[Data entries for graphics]
====================
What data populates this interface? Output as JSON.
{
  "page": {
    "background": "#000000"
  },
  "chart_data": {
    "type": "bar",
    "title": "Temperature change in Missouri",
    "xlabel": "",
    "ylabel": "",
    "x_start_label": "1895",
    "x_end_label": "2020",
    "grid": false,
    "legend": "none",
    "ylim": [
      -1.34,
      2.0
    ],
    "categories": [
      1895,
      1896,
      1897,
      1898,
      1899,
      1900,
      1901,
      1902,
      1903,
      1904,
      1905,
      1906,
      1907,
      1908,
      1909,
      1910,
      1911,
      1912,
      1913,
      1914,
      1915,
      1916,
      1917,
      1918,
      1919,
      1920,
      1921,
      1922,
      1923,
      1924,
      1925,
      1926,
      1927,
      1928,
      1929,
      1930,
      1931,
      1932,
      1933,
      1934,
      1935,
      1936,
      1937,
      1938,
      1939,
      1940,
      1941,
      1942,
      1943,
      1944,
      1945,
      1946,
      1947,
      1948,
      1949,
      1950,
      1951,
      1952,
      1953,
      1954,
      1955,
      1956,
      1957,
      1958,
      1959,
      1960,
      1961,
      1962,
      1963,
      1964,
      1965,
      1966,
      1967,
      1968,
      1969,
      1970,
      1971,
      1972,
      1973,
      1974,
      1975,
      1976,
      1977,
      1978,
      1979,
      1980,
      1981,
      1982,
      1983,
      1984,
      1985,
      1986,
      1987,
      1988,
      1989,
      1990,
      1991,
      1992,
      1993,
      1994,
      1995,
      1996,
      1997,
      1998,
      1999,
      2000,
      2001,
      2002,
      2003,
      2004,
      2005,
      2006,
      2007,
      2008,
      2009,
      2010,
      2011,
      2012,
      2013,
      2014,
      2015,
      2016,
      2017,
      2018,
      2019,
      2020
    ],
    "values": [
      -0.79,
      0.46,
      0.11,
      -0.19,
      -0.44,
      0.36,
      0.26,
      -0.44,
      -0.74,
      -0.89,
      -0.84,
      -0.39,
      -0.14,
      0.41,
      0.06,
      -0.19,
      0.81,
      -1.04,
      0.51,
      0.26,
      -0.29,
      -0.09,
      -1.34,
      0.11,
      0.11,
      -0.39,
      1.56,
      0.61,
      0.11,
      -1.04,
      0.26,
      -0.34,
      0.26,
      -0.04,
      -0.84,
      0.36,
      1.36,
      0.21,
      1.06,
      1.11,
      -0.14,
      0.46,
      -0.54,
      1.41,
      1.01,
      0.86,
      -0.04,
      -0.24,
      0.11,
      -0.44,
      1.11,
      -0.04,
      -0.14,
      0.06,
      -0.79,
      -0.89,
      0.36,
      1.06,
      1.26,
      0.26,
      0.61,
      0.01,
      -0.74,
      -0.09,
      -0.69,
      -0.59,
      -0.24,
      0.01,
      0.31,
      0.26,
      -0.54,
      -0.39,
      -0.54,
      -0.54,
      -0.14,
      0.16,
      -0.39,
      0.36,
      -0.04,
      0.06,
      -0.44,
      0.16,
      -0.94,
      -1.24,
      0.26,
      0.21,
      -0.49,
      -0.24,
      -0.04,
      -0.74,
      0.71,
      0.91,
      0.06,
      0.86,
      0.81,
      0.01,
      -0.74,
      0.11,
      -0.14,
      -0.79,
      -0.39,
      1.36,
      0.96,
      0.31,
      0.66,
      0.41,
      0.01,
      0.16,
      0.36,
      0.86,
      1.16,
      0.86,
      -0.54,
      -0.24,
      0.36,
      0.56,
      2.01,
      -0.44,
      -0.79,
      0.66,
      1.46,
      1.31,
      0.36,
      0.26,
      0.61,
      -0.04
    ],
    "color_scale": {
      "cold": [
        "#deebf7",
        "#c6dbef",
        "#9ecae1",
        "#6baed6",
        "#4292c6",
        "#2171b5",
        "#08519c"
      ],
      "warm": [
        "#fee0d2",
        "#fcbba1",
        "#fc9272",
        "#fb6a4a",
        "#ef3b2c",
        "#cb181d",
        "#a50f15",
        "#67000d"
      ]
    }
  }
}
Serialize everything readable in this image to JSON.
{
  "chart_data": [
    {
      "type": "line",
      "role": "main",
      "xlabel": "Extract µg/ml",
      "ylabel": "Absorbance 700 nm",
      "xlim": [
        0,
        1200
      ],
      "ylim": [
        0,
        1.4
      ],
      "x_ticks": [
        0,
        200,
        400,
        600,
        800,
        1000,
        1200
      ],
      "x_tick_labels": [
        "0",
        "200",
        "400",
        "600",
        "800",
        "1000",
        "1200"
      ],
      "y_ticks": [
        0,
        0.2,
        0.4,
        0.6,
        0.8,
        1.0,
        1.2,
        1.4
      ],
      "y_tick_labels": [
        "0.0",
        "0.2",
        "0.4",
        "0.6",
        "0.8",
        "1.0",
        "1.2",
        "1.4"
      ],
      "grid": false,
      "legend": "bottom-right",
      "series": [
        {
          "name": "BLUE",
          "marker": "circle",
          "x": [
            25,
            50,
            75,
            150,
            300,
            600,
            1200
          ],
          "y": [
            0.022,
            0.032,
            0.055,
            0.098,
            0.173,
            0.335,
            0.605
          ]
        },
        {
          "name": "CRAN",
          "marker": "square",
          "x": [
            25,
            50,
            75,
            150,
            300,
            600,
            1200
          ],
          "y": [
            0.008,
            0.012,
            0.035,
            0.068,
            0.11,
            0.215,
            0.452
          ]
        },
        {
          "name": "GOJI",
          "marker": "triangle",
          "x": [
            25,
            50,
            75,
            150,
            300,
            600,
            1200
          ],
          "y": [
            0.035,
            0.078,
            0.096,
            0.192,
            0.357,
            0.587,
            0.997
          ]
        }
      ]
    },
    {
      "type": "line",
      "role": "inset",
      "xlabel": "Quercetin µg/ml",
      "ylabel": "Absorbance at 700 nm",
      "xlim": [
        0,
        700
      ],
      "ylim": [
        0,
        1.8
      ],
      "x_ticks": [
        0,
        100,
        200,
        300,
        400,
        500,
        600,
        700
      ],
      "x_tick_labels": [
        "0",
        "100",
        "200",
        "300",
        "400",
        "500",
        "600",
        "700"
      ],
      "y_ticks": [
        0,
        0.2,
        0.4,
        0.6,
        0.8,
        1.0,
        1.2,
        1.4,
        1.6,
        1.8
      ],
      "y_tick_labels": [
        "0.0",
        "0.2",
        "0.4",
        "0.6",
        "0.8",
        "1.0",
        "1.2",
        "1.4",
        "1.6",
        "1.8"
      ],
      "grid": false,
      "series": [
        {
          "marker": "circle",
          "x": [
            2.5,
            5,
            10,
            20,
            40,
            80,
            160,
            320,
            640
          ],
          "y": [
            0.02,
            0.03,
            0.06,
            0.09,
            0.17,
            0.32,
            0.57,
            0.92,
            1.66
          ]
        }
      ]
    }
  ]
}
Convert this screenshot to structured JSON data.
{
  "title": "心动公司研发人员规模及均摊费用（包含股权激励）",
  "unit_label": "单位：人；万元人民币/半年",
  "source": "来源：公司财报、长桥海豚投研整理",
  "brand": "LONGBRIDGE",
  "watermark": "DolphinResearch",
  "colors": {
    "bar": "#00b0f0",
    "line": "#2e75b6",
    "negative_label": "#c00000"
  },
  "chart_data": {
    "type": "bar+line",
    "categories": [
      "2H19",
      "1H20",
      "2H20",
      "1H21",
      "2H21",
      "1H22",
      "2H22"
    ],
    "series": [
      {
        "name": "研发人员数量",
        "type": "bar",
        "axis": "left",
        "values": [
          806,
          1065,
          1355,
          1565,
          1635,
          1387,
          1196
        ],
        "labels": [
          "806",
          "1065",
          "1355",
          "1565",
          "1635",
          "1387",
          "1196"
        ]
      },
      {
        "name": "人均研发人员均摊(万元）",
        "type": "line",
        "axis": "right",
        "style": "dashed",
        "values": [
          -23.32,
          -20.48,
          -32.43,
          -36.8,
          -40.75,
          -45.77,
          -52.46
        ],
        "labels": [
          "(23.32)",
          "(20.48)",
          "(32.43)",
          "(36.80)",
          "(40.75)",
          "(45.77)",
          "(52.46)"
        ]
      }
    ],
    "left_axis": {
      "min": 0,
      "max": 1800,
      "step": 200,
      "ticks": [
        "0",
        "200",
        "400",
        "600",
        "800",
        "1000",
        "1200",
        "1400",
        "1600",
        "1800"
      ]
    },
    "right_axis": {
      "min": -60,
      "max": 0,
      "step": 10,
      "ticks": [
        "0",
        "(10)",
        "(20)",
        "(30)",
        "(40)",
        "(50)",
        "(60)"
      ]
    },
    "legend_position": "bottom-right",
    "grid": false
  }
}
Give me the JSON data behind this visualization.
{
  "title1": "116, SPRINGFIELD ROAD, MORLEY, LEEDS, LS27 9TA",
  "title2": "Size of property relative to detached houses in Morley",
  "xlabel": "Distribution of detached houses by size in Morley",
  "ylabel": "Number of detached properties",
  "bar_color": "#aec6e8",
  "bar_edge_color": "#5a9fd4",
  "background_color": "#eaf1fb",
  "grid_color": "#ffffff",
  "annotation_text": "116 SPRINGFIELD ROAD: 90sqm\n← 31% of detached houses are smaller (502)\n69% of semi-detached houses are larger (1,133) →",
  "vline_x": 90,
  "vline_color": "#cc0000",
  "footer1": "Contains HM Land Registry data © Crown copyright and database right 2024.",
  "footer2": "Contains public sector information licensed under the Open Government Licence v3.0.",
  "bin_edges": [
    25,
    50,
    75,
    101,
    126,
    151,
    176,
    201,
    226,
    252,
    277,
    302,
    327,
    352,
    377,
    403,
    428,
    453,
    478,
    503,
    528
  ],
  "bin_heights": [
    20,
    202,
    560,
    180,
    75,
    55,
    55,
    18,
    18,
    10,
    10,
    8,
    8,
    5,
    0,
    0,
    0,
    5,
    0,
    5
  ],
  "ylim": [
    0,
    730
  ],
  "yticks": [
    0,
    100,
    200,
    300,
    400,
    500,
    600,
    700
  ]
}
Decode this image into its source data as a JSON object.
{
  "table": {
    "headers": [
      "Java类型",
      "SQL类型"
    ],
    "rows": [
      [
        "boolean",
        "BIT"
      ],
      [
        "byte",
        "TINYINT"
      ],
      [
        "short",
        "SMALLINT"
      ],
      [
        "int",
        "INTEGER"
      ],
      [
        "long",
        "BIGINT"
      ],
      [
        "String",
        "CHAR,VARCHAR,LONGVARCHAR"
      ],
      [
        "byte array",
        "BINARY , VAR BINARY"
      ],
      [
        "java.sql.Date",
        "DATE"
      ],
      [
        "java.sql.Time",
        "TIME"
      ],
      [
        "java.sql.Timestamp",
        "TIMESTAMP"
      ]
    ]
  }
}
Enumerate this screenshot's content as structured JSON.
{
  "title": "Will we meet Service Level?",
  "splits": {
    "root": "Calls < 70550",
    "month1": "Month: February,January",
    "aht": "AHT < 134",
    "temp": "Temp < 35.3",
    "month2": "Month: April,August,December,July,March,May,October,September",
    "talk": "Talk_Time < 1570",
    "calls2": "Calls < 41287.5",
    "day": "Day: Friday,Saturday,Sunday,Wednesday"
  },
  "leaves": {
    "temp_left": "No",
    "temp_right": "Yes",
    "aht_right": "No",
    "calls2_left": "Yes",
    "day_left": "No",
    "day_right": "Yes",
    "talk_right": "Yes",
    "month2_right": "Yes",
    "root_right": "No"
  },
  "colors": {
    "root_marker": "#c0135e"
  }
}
====================
Short task: Find the line that contains "Decode this image". Repeat it and every line after it, exactly as written, up to and including the last line of the records above.

Output below:
Decode this image into its source data as a JSON object.
{
  "table": {
    "headers": [
      "Java类型",
      "SQL类型"
    ],
    "rows": [
      [
        "boolean",
        "BIT"
      ],
      [
        "byte",
        "TINYINT"
      ],
      [
        "short",
        "SMALLINT"
      ],
      [
        "int",
        "INTEGER"
      ],
      [
        "long",
        "BIGINT"
      ],
      [
        "String",
        "CHAR,VARCHAR,LONGVARCHAR"
      ],
      [
        "byte array",
        "BINARY , VAR BINARY"
      ],
      [
        "java.sql.Date",
        "DATE"
      ],
      [
        "java.sql.Time",
        "TIME"
      ],
      [
        "java.sql.Timestamp",
        "TIMESTAMP"
      ]
    ]
  }
}
Enumerate this screenshot's content as structured JSON.
{
  "title": "Will we meet Service Level?",
  "splits": {
    "root": "Calls < 70550",
    "month1": "Month: February,January",
    "aht": "AHT < 134",
    "temp": "Temp < 35.3",
    "month2": "Month: April,August,December,July,March,May,October,September",
    "talk": "Talk_Time < 1570",
    "calls2": "Calls < 41287.5",
    "day": "Day: Friday,Saturday,Sunday,Wednesday"
  },
  "leaves": {
    "temp_left": "No",
    "temp_right": "Yes",
    "aht_right": "No",
    "calls2_left": "Yes",
    "day_left": "No",
    "day_right": "Yes",
    "talk_right": "Yes",
    "month2_right": "Yes",
    "root_right": "No"
  },
  "colors": {
    "root_marker": "#c0135e"
  }
}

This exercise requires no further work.